TASK DIRECTIONS: Go through the entries below and pick out every line with "nepoužívejte".

DATASET ENTRIES:
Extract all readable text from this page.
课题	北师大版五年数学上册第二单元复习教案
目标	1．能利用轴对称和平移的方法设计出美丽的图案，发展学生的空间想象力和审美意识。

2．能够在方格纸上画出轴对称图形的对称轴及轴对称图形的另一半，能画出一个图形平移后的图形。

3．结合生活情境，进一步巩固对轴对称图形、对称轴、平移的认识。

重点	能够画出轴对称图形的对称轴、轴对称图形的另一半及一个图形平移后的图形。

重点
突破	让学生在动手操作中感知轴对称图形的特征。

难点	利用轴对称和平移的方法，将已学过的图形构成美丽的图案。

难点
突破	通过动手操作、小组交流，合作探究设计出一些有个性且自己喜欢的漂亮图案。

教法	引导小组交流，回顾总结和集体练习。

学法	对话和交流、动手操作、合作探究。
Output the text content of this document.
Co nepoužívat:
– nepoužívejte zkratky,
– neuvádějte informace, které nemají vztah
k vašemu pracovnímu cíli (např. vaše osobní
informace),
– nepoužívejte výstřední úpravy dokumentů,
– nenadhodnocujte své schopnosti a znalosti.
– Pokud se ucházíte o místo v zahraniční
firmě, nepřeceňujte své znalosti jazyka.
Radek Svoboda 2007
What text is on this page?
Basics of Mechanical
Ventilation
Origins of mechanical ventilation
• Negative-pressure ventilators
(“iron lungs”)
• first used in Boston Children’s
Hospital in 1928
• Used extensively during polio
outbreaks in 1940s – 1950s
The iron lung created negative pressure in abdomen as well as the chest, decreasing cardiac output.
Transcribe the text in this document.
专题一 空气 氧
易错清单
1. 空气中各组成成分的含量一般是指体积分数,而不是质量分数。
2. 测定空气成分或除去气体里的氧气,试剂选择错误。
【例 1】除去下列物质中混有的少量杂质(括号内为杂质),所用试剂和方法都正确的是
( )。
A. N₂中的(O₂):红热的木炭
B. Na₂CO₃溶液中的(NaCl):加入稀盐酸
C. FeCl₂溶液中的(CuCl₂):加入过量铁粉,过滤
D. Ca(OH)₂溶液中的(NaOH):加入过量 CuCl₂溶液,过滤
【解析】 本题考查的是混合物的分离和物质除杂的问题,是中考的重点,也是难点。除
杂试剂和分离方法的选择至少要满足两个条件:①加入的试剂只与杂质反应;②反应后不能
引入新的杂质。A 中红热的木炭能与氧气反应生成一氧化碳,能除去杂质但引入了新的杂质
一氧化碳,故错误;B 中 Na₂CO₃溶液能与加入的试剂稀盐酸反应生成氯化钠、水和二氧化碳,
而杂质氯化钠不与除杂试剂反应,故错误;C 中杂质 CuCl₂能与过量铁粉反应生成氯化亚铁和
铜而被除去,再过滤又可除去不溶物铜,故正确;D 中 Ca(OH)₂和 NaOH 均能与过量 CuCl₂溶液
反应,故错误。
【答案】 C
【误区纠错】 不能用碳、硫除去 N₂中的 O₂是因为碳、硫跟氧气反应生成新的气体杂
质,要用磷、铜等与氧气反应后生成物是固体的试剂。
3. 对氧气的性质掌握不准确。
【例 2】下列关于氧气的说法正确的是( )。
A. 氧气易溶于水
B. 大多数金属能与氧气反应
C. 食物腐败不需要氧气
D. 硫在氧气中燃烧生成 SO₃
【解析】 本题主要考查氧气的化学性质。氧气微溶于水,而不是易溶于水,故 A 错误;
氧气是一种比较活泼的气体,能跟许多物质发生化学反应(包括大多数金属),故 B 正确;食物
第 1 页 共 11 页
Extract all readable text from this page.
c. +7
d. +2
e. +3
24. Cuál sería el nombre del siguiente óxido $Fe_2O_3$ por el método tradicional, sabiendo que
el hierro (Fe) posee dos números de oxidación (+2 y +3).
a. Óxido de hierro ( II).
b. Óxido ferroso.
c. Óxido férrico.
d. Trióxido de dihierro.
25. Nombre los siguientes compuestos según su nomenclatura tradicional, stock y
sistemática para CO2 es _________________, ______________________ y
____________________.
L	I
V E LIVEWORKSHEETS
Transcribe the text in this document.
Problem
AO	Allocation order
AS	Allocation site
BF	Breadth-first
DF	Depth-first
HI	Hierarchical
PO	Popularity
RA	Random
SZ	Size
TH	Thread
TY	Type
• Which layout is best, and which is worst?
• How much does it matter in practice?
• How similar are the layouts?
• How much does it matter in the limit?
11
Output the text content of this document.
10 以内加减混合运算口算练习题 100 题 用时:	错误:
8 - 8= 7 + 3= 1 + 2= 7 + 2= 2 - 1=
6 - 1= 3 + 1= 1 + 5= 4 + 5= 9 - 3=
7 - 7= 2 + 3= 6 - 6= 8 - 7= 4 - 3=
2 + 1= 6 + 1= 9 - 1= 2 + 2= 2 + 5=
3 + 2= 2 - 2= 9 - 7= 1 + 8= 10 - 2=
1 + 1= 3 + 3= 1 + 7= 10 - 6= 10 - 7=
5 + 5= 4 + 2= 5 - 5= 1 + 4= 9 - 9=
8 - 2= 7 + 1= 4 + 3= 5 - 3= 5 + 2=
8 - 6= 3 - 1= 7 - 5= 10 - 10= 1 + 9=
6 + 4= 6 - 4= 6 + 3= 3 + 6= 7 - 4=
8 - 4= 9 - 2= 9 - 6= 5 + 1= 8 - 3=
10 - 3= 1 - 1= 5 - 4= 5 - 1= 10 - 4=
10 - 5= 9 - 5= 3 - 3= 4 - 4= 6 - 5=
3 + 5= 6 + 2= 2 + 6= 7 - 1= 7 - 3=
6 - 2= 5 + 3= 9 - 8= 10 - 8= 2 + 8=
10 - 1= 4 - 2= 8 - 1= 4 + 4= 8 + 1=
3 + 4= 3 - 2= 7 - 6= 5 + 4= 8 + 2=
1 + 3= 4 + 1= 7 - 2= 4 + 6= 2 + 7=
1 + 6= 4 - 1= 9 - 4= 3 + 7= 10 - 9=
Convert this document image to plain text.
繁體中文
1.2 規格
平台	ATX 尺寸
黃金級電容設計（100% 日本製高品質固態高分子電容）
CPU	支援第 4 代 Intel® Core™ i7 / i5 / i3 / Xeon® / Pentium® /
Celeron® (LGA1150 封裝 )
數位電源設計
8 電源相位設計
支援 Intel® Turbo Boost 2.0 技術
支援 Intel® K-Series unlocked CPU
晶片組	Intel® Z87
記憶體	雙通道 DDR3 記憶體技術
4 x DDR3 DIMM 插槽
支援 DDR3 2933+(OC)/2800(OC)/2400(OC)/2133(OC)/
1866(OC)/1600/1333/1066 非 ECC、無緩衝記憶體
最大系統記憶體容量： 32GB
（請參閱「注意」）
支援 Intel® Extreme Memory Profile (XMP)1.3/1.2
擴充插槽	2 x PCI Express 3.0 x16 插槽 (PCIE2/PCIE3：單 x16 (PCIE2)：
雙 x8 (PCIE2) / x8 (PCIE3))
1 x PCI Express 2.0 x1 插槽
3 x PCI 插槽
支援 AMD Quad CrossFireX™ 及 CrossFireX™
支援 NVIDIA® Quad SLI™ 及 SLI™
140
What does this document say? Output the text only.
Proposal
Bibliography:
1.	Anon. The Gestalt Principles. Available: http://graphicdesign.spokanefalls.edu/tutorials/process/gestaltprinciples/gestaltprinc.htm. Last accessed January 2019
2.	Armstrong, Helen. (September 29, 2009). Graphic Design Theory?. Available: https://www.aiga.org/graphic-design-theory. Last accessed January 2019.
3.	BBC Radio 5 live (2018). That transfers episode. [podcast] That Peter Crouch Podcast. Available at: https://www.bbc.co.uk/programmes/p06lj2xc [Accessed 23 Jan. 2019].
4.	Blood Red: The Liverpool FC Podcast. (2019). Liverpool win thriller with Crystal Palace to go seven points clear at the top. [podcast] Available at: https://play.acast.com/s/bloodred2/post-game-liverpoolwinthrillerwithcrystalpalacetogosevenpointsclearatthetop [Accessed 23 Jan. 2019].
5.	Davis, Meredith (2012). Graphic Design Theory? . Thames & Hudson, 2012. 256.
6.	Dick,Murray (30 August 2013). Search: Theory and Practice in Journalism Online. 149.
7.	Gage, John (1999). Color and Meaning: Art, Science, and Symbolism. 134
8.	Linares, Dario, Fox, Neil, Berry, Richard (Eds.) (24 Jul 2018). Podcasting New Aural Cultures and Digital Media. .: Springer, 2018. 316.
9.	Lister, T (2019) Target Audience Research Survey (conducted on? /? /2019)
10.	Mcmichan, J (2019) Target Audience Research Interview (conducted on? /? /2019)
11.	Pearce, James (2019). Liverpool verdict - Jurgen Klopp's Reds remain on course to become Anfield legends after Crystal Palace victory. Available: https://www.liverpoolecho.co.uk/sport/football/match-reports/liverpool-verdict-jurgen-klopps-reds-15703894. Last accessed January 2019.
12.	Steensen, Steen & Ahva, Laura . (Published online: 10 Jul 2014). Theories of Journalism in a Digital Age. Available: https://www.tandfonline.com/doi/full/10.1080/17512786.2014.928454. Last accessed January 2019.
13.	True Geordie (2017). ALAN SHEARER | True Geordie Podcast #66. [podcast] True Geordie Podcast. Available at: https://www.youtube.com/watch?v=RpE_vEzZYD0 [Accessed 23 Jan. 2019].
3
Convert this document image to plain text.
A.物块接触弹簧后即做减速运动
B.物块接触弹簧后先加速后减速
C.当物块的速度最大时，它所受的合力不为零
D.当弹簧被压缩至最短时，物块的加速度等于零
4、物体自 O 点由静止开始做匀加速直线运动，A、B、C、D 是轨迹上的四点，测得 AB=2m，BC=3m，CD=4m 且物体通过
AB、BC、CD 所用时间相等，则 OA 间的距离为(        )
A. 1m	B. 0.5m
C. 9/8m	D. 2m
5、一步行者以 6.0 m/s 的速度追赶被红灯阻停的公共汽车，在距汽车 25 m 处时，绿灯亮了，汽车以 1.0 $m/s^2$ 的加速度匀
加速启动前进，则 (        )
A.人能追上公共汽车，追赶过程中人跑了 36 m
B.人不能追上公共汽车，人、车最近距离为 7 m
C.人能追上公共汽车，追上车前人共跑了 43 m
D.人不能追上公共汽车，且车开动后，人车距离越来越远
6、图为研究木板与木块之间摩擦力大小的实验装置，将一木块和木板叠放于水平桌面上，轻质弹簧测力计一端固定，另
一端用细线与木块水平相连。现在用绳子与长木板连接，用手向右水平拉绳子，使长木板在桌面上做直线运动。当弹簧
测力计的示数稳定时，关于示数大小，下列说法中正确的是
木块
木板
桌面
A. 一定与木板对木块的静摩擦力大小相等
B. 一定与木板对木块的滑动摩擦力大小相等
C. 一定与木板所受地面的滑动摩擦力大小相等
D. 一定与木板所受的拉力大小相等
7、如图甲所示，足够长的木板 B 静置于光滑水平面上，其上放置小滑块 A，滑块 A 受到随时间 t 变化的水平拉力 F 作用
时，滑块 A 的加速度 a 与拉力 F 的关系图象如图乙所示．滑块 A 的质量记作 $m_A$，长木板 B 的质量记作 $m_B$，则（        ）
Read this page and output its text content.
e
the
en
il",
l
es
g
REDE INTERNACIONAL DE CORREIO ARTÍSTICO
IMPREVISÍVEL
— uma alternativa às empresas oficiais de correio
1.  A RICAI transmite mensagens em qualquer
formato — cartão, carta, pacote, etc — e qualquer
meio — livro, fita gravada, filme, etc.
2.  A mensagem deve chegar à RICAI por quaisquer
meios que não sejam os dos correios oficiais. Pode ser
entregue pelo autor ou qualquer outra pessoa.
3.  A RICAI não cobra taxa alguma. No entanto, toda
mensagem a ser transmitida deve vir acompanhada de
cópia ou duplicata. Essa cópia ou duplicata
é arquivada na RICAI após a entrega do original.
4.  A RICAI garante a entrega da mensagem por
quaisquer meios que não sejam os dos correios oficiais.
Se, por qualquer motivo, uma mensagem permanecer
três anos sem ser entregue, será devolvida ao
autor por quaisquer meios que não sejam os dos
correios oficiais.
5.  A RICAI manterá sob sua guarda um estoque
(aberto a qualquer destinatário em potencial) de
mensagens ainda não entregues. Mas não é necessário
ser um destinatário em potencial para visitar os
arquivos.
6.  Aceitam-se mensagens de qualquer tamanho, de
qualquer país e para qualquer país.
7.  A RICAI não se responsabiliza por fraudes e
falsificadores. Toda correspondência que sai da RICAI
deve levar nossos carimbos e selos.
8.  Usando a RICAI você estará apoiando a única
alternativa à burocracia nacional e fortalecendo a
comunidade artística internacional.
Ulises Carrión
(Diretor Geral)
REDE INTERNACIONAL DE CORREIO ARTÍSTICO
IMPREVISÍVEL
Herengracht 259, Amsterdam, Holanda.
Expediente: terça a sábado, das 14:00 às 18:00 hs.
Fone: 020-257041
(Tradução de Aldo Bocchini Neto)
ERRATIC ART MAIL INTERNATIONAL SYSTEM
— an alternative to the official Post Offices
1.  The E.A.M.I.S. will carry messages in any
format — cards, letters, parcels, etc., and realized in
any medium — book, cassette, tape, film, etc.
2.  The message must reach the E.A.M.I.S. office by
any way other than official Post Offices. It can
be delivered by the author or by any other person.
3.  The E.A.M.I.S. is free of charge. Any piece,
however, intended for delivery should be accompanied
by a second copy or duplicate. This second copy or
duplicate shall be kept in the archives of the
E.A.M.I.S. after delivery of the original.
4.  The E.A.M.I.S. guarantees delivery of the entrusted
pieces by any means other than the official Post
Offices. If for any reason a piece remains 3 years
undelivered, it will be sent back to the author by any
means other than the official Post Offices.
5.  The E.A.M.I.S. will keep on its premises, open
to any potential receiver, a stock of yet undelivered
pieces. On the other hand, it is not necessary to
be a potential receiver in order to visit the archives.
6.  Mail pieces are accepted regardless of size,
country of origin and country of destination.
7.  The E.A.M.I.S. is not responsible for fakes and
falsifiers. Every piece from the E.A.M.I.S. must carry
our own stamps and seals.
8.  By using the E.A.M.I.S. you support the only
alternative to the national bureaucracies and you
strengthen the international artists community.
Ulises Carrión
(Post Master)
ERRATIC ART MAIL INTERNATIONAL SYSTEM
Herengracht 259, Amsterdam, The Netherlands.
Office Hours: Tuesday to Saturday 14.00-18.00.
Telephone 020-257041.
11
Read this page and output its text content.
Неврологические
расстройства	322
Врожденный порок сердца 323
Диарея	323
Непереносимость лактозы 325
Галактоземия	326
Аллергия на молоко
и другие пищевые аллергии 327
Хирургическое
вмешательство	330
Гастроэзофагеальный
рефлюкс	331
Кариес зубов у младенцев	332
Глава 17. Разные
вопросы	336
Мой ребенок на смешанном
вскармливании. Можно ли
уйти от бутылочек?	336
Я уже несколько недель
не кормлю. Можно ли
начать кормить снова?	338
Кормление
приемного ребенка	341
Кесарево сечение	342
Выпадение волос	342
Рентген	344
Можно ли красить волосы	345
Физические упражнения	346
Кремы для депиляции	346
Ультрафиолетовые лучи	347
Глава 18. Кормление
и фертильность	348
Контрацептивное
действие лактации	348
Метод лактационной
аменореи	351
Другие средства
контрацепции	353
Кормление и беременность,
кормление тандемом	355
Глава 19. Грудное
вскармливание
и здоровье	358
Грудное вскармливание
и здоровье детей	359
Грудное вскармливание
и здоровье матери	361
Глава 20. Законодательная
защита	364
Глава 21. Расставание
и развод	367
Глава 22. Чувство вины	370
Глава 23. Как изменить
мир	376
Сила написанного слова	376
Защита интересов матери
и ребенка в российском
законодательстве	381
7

FINAL RESULT:
– nepoužívejte zkratky,
– nepoužívejte výstřední úpravy dokumentů,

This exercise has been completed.